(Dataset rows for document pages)
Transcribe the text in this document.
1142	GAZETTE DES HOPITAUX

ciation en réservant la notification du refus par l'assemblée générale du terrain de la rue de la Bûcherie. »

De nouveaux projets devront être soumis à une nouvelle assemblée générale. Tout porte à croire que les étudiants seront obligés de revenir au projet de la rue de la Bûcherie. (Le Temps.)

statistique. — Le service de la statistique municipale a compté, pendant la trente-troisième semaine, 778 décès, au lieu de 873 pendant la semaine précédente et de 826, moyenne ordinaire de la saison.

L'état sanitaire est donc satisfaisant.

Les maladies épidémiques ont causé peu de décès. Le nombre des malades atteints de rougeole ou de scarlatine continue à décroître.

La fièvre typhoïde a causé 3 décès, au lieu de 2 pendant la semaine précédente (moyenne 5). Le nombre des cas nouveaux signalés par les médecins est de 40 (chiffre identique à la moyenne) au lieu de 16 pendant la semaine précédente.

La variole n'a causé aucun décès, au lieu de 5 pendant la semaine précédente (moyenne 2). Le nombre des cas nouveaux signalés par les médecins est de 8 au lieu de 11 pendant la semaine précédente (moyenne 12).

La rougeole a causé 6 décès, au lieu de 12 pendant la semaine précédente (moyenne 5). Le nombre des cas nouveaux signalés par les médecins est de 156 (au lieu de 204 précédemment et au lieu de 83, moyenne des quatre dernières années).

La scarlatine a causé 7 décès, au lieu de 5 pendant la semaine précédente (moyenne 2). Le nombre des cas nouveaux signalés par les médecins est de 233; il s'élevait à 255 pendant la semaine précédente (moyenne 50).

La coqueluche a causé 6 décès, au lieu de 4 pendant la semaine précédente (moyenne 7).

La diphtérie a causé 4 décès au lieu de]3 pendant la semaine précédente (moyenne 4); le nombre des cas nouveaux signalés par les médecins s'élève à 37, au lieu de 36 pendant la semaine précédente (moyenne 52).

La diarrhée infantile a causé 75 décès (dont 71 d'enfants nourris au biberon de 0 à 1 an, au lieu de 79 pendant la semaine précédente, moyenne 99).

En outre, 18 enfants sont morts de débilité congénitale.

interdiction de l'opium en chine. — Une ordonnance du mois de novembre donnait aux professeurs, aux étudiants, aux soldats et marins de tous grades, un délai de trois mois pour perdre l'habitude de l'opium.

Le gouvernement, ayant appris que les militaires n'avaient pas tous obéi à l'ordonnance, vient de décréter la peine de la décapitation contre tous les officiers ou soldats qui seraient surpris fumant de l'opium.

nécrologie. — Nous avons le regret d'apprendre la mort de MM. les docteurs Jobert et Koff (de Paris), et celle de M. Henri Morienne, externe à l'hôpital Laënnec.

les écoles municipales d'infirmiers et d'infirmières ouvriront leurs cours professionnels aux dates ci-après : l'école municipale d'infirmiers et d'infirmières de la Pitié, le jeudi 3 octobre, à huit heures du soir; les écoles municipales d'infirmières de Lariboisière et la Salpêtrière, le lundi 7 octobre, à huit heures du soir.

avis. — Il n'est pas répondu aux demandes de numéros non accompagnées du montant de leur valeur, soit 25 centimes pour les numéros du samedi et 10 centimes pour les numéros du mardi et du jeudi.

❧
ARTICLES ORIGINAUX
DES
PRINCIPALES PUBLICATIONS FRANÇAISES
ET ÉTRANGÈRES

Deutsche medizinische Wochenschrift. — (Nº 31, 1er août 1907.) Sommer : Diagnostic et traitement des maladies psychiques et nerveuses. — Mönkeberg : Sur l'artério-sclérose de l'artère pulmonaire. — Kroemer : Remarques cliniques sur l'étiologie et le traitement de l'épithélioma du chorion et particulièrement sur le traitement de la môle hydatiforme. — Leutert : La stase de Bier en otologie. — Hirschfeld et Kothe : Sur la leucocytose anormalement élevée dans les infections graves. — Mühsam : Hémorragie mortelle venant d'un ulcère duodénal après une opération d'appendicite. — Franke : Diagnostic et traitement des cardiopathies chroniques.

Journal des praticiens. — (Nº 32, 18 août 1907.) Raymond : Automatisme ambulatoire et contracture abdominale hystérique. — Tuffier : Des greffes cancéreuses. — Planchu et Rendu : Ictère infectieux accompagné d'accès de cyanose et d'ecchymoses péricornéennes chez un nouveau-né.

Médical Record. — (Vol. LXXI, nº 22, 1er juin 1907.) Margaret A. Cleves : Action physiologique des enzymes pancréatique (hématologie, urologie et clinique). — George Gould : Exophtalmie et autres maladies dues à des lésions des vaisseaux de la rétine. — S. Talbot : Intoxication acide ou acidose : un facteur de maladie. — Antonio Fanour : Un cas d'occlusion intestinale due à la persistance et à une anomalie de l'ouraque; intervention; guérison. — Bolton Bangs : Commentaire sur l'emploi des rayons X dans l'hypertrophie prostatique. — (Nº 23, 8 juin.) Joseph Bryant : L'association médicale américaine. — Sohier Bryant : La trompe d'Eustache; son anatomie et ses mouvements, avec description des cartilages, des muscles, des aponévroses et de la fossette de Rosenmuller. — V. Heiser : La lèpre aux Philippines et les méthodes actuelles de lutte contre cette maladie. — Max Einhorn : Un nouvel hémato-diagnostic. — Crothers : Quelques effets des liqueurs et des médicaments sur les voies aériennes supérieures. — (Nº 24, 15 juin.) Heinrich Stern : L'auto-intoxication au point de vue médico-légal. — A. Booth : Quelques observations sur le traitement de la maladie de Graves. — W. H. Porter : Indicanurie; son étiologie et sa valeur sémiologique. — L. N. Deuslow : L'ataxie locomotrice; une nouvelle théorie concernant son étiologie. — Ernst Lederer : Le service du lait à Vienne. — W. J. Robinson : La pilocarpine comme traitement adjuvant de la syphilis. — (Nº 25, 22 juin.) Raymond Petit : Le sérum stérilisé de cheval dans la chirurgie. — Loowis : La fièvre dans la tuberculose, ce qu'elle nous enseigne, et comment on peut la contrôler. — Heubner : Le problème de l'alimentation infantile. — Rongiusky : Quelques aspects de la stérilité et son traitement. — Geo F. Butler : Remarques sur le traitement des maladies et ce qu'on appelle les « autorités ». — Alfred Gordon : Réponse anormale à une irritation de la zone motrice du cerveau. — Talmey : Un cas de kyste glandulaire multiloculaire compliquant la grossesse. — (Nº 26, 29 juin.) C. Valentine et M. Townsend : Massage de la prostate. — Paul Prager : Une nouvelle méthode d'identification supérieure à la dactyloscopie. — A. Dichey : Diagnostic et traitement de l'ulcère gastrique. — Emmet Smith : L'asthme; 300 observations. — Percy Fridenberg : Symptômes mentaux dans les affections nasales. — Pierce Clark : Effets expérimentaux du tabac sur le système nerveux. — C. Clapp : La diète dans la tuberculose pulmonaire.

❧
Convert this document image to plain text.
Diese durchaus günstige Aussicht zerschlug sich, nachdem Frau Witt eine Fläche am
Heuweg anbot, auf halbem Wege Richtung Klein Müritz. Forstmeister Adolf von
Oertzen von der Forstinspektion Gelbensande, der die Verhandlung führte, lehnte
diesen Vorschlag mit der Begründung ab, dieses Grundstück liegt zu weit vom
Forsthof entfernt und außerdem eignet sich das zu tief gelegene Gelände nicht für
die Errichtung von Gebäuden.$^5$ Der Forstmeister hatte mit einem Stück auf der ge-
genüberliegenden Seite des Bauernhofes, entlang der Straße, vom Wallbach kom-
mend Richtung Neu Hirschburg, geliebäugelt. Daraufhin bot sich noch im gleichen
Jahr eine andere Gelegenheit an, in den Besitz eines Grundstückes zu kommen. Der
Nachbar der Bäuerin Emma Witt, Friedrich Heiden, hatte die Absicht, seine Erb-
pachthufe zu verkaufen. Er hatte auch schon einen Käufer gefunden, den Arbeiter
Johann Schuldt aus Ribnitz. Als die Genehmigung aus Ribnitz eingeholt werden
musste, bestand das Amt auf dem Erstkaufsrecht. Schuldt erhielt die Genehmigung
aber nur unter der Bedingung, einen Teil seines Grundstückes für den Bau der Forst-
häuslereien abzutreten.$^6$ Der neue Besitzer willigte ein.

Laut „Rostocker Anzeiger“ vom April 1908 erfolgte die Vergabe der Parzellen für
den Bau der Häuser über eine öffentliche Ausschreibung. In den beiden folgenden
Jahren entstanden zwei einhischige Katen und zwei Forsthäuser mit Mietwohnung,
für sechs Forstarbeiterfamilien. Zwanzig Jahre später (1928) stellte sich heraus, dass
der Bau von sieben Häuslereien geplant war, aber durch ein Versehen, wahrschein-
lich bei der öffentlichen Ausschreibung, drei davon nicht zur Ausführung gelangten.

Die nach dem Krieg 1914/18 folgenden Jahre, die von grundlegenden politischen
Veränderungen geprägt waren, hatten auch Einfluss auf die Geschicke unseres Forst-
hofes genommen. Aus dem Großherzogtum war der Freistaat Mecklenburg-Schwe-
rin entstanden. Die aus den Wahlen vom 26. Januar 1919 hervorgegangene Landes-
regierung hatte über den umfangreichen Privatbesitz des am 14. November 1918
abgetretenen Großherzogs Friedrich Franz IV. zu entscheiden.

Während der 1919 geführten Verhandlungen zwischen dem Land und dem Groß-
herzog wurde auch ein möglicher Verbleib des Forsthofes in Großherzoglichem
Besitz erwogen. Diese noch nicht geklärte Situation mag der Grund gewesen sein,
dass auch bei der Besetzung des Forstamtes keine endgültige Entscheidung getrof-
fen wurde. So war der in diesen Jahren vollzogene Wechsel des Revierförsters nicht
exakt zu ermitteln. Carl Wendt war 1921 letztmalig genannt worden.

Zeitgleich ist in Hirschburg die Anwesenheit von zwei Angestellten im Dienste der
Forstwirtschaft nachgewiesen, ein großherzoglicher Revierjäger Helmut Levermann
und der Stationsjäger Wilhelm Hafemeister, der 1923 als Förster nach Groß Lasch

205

_Task_
From the data above, copy out every line with the string "entstanden" in it.

_Result below_
Jahren entstanden zwei einhischige Katen und zwei Forsthäuser mit Mietwohnung,
rin entstanden. Die aus den Wahlen vom 26. Januar 1919 hervorgegangene Landes-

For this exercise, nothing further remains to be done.